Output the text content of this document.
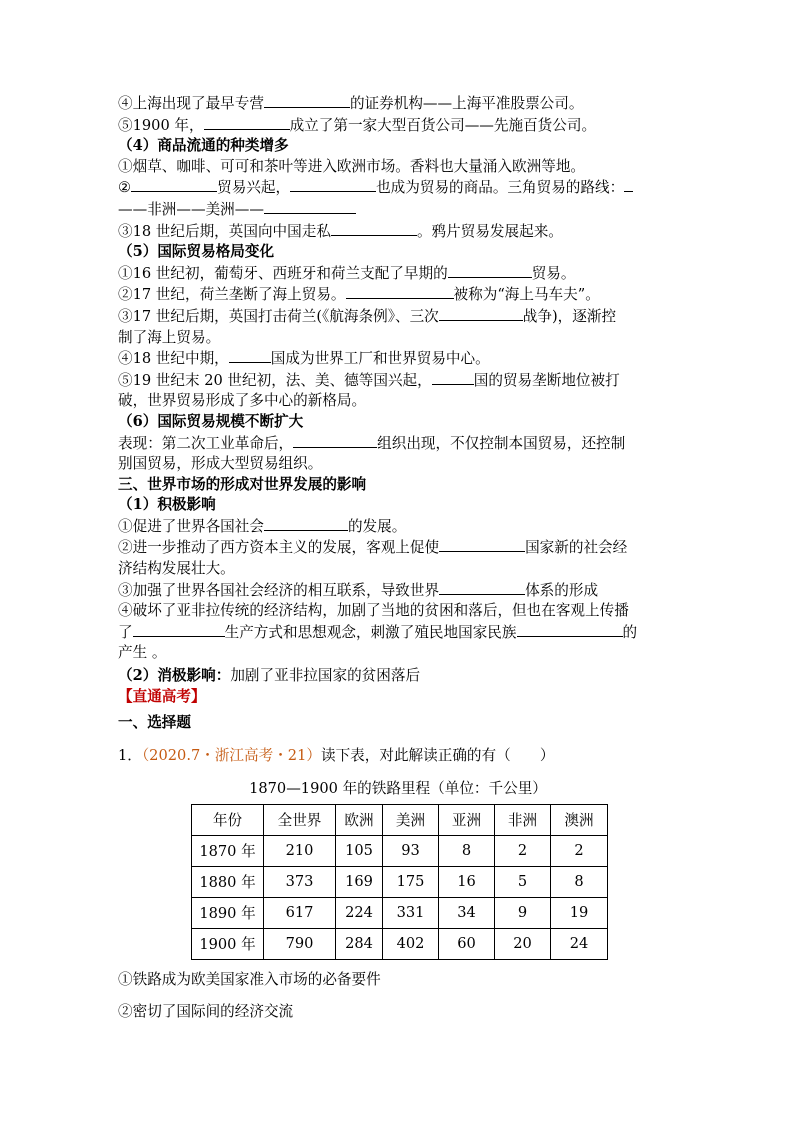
④上海出现了最早专营	的证券机构——上海平准股票公司。
⑤1900 年，	成立了第一家大型百货公司——先施百货公司。
（4）商品流通的种类增多
①烟草、咖啡、可可和茶叶等进入欧洲市场。香料也大量涌入欧洲等地。
②	贸易兴起，	也成为贸易的商品。三角贸易的路线：
——非洲——美洲——
③18 世纪后期，英国向中国走私	。鸦片贸易发展起来。
（5）国际贸易格局变化
①16 世纪初，葡萄牙、西班牙和荷兰支配了早期的	贸易。
②17 世纪，荷兰垄断了海上贸易。	被称为“海上马车夫”。
③17 世纪后期，英国打击荷兰(《航海条例》、三次	战争)，逐渐控
制了海上贸易。
④18 世纪中期，	国成为世界工厂和世界贸易中心。
⑤19 世纪末 20 世纪初，法、美、德等国兴起，	国的贸易垄断地位被打
破，世界贸易形成了多中心的新格局。
（6）国际贸易规模不断扩大
表现：第二次工业革命后，	组织出现，不仅控制本国贸易，还控制
别国贸易，形成大型贸易组织。
三、世界市场的形成对世界发展的影响
（1）积极影响
①促进了世界各国社会	的发展。
②进一步推动了西方资本主义的发展，客观上促使	国家新的社会经
济结构发展壮大。
③加强了世界各国社会经济的相互联系，导致世界	体系的形成
④破坏了亚非拉传统的经济结构，加剧了当地的贫困和落后，但也在客观上传播
了	生产方式和思想观念，刺激了殖民地国家民族	的
产生 。
（2）消极影响：加剧了亚非拉国家的贫困落后
【直通高考】
一、选择题
1．（2020.7・浙江高考・21）读下表，对此解读正确的有（　　）
1870—1900 年的铁路里程（单位：千公里）
年份	全世界	欧洲	美洲	亚洲	非洲	澳洲
1870 年	210	105	93	8	2	2
1880 年	373	169	175	16	5	8
1890 年	617	224	331	34	9	19
1900 年	790	284	402	60	20	24
①铁路成为欧美国家准入市场的必备要件
②密切了国际间的经济交流
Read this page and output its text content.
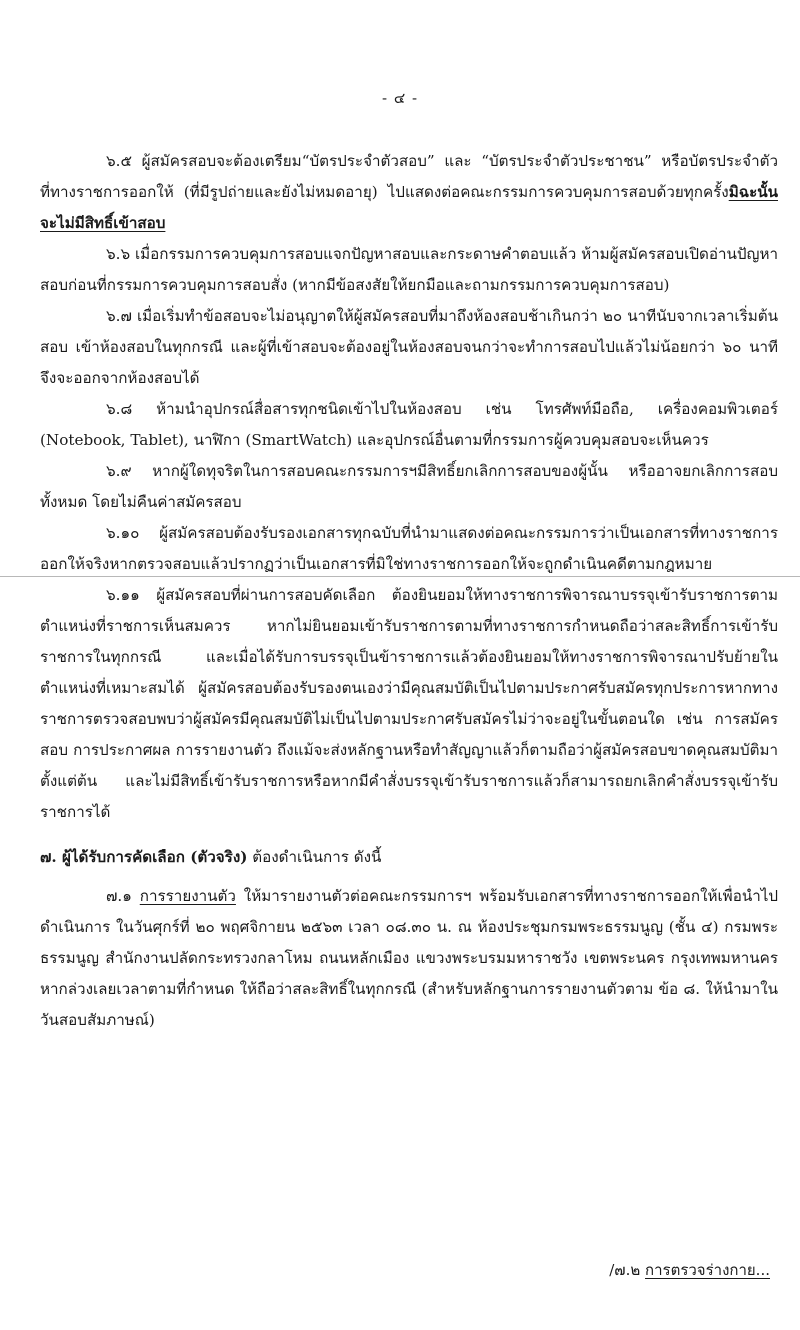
- ๔ -

๖.๕ ผู้สมัครสอบจะต้องเตรียม“บัตรประจำตัวสอบ” และ “บัตรประจำตัวประชาชน” หรือบัตรประจำตัวที่ทางราชการออกให้ (ที่มีรูปถ่ายและยังไม่หมดอายุ) ไปแสดงต่อคณะกรรมการควบคุมการสอบด้วยทุกครั้งมิฉะนั้นจะไม่มีสิทธิ์เข้าสอบ

๖.๖ เมื่อกรรมการควบคุมการสอบแจกปัญหาสอบและกระดาษคำตอบแล้ว ห้ามผู้สมัครสอบเปิดอ่านปัญหาสอบก่อนที่กรรมการควบคุมการสอบสั่ง (หากมีข้อสงสัยให้ยกมือและถามกรรมการควบคุมการสอบ)

๖.๗ เมื่อเริ่มทำข้อสอบจะไม่อนุญาตให้ผู้สมัครสอบที่มาถึงห้องสอบช้าเกินกว่า ๒๐ นาทีนับจากเวลาเริ่มต้นสอบ เข้าห้องสอบในทุกกรณี และผู้ที่เข้าสอบจะต้องอยู่ในห้องสอบจนกว่าจะทำการสอบไปแล้วไม่น้อยกว่า ๖๐ นาที จึงจะออกจากห้องสอบได้

๖.๘ ห้ามนำอุปกรณ์สื่อสารทุกชนิดเข้าไปในห้องสอบ เช่น โทรศัพท์มือถือ, เครื่องคอมพิวเตอร์ (Notebook, Tablet), นาฬิกา (SmartWatch) และอุปกรณ์อื่นตามที่กรรมการผู้ควบคุมสอบจะเห็นควร

๖.๙ หากผู้ใดทุจริตในการสอบคณะกรรมการฯมีสิทธิ์ยกเลิกการสอบของผู้นั้น หรืออาจยกเลิกการสอบทั้งหมด โดยไม่คืนค่าสมัครสอบ

๖.๑๐ ผู้สมัครสอบต้องรับรองเอกสารทุกฉบับที่นำมาแสดงต่อคณะกรรมการว่าเป็นเอกสารที่ทางราชการออกให้จริงหากตรวจสอบแล้วปรากฏว่าเป็นเอกสารที่มิใช่ทางราชการออกให้จะถูกดำเนินคดีตามกฎหมาย

๖.๑๑ ผู้สมัครสอบที่ผ่านการสอบคัดเลือก ต้องยินยอมให้ทางราชการพิจารณาบรรจุเข้ารับราชการตามตำแหน่งที่ราชการเห็นสมควร หากไม่ยินยอมเข้ารับราชการตามที่ทางราชการกำหนดถือว่าสละสิทธิ์การเข้ารับราชการในทุกกรณี และเมื่อได้รับการบรรจุเป็นข้าราชการแล้วต้องยินยอมให้ทางราชการพิจารณาปรับย้ายในตำแหน่งที่เหมาะสมได้ ผู้สมัครสอบต้องรับรองตนเองว่ามีคุณสมบัติเป็นไปตามประกาศรับสมัครทุกประการหากทางราชการตรวจสอบพบว่าผู้สมัครมีคุณสมบัติไม่เป็นไปตามประกาศรับสมัครไม่ว่าจะอยู่ในขั้นตอนใด เช่น การสมัครสอบ การประกาศผล การรายงานตัว ถึงแม้จะส่งหลักฐานหรือทำสัญญาแล้วก็ตามถือว่าผู้สมัครสอบขาดคุณสมบัติมาตั้งแต่ต้น และไม่มีสิทธิ์เข้ารับราชการหรือหากมีคำสั่งบรรจุเข้ารับราชการแล้วก็สามารถยกเลิกคำสั่งบรรจุเข้ารับราชการได้

๗. ผู้ได้รับการคัดเลือก (ตัวจริง) ต้องดำเนินการ ดังนี้

๗.๑ การรายงานตัว ให้มารายงานตัวต่อคณะกรรมการฯ พร้อมรับเอกสารที่ทางราชการออกให้เพื่อนำไปดำเนินการ ในวันศุกร์ที่ ๒๐ พฤศจิกายน ๒๕๖๓ เวลา ๐๘.๓๐ น. ณ ห้องประชุมกรมพระธรรมนูญ (ชั้น ๔) กรมพระธรรมนูญ สำนักงานปลัดกระทรวงกลาโหม ถนนหลักเมือง แขวงพระบรมมหาราชวัง เขตพระนคร กรุงเทพมหานคร หากล่วงเลยเวลาตามที่กำหนด ให้ถือว่าสละสิทธิ์ในทุกกรณี (สำหรับหลักฐานการรายงานตัวตาม ข้อ ๘. ให้นำมาในวันสอบสัมภาษณ์)

/๗.๒ การตรวจร่างกาย...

**Requirement**. Read the data above. Pull out each line in which the string "世纪后期" appears.

**Exercise solution**.
③18 世纪后期，英国向中国走私	。鸦片贸易发展起来。
③17 世纪后期，英国打击荷兰(《航海条例》、三次	战争)，逐渐控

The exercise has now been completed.